Crediamo tuttavia, allo stesso tempo, che l’emergenza abbia anche messo a nudo carenze strutturali del sistema sanitario regionale, che rimandano a scelte politiche di lungo corso, portate avanti anche da tutte le giunte regionali precedenti, di centro-destra come di centro-sinistra; in un contesto generale caratterizzato, a partire dal 1992 e con una intensificazione dopo il 2011, da uno smantellamento del sistema sanitario nazionale istituito nel 1978 all’insegna dei principi di aziendalizzazione, privatizzazione e regionalizzazione. Quest’ultima, poi rafforzata con la riforma del titolo V della Costituzione nel 2001 – e di cui l’autonomia differenziata recentemente perseguita con decisione da Lombardia, Veneto ed Emilia-Romagna rappresenterebbe l’ulteriore salto di qualità – va letta nel contesto di un forte taglio dei finanziamenti erogati dallo Stato centrale alle Regioni, che dunque devono trovare da sé le risorse per la sanità e ciò le porta fisiologicamente ad aprire spazi agli investimenti privati.
È stato d’altra parte proprio il meccanismo stesso dell’aziendalizzazione della sanità (che dunque diventa soggetta agli stessi meccanismi di qualunque azienda, costretta a puntare sulla propria “competitività” per poter stare sul mercato) e il perverso meccanismo dei vincoli di bilancio, prima ancora di qualunque possibile “inefficienza”, a spingere la nostra regione verso il drastico ridimensionamento della spesa sanitaria, fino ad arrivare al Piano di Rientro firmato dal leghista Cota nel 2010.
Decisive risultano le politiche nazionali nel frattempo introdotte, in particolare dal governo Monti, che impone, in ossequio ai diktat dell’austerità europea (si veda il pareggio di bilancio inserito direttamente in Costituzione), tagli draconiani agli ospedali, ai posti letto, alla medicina territoriale e al personale sanitario. Negli anni successivi proseguono naturalmente i tagli alla sanità che si vede sottratti, come documentato recentemente dalla Fondazione Gimbe, 37 miliardi negli ultimi 10 anni. Tra il 2011 e il 2013 due decreti legge offrono un impulso decisivo specificamente alla revisione della rete ospedaliera (posti letto) e territoriale (cure primarie). Tali indicazioni vengono effettivamente recepite dalla successiva giunta Chiamparino (PD), che nel 2014-2015 provvede di fatto a una riforma strutturale della sanità regionale.

Consegna:
Trascrivete fedelmente il passo del testo sulla sanità regionale che inizia con le parole "È stato d’altra" e termina con "Cota nel 2010.". Per lo svolgimento ci si basa unicamente sul testo sulla sanità regionale.

Dati forniti:
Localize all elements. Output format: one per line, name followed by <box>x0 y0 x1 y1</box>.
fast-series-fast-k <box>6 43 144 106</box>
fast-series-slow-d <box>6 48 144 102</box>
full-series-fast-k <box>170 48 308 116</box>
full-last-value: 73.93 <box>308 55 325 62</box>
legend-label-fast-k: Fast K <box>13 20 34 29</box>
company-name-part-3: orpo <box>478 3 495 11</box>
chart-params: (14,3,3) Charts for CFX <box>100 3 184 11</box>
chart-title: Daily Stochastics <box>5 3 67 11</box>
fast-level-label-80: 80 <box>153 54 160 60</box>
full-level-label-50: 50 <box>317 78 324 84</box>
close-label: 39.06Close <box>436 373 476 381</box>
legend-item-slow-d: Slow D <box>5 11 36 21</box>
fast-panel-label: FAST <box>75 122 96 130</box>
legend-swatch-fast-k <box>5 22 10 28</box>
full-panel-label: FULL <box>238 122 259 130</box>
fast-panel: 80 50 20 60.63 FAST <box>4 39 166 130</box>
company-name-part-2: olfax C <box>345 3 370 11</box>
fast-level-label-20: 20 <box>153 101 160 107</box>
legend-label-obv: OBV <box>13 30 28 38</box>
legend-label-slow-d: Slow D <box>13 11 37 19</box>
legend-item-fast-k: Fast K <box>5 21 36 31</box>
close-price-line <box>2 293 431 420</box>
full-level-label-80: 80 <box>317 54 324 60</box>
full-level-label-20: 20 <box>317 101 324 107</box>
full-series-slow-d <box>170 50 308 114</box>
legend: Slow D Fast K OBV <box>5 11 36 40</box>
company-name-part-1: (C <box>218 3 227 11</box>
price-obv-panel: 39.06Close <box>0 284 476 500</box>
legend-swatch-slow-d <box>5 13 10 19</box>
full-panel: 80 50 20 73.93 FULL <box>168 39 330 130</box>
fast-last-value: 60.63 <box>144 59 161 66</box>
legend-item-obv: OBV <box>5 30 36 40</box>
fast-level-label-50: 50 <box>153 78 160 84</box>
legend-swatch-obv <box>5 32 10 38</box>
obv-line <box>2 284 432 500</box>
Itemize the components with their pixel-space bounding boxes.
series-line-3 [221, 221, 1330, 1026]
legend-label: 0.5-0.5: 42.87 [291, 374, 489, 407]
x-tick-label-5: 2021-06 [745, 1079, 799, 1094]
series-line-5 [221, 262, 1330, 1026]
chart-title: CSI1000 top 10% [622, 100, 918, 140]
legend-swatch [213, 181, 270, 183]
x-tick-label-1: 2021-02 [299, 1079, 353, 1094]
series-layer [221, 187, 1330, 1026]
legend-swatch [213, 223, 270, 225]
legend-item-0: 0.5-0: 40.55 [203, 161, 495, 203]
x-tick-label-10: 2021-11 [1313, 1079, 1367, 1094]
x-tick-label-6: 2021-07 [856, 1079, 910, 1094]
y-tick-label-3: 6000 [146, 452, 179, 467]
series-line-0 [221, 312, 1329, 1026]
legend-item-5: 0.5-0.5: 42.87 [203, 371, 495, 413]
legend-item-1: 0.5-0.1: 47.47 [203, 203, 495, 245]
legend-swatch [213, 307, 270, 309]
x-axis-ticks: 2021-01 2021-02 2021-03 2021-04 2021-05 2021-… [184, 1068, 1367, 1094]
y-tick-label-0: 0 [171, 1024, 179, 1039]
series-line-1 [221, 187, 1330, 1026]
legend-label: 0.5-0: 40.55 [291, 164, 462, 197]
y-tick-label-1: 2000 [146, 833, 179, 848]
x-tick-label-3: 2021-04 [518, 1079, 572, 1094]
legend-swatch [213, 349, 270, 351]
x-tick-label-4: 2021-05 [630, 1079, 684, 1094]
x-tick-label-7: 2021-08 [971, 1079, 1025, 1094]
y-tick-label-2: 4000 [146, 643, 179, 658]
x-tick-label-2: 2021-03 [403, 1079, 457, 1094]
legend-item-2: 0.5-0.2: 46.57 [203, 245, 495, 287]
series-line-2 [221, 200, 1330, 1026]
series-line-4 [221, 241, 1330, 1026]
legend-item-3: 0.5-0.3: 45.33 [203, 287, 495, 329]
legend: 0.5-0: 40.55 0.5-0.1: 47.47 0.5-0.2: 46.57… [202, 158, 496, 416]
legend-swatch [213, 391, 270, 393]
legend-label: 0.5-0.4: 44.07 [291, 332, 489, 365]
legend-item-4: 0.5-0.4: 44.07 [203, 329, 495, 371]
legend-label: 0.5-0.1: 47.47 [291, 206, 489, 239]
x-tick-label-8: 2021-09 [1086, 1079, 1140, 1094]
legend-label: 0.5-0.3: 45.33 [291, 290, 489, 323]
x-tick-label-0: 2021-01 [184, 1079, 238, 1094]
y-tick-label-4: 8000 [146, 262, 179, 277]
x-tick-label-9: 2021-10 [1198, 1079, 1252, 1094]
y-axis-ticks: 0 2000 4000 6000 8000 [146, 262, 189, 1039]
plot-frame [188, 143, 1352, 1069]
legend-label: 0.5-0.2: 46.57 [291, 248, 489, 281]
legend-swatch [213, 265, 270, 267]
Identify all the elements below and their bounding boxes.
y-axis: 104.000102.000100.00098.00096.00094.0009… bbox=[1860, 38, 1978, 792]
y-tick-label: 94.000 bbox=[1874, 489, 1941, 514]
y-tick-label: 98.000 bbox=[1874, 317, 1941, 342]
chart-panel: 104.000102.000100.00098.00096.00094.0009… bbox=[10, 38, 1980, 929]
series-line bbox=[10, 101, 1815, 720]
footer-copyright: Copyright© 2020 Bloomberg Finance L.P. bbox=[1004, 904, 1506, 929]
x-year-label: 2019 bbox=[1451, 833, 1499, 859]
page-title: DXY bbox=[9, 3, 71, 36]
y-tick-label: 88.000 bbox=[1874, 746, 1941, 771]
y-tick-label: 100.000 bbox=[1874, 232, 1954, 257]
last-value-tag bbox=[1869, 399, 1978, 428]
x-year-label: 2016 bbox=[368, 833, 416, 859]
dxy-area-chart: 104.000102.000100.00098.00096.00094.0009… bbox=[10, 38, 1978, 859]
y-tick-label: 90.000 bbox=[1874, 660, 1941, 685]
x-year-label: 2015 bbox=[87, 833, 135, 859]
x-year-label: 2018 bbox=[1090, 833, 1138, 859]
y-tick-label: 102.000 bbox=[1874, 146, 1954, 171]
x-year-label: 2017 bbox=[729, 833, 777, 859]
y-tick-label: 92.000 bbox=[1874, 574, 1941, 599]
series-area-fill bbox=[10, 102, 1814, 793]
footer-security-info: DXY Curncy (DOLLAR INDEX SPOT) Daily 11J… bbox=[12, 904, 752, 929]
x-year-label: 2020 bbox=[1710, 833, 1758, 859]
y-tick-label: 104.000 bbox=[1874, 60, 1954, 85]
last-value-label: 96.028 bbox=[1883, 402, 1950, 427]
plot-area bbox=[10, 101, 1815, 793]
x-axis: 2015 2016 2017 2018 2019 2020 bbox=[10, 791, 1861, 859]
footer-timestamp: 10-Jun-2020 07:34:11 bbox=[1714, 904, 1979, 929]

Risultato:
È stato d’altra parte proprio il meccanismo stesso dell’aziendalizzazione della sanità (che dunque diventa soggetta agli stessi meccanismi di qualunque azienda, costretta a puntare sulla propria “competitività” per poter stare sul mercato) e il perverso meccanismo dei vincoli di bilancio, prima ancora di qualunque possibile “inefficienza”, a spingere la nostra regione verso il drastico ridimensionamento della spesa sanitaria, fino ad arrivare al Piano di Rientro firmato dal leghista Cota nel 2010.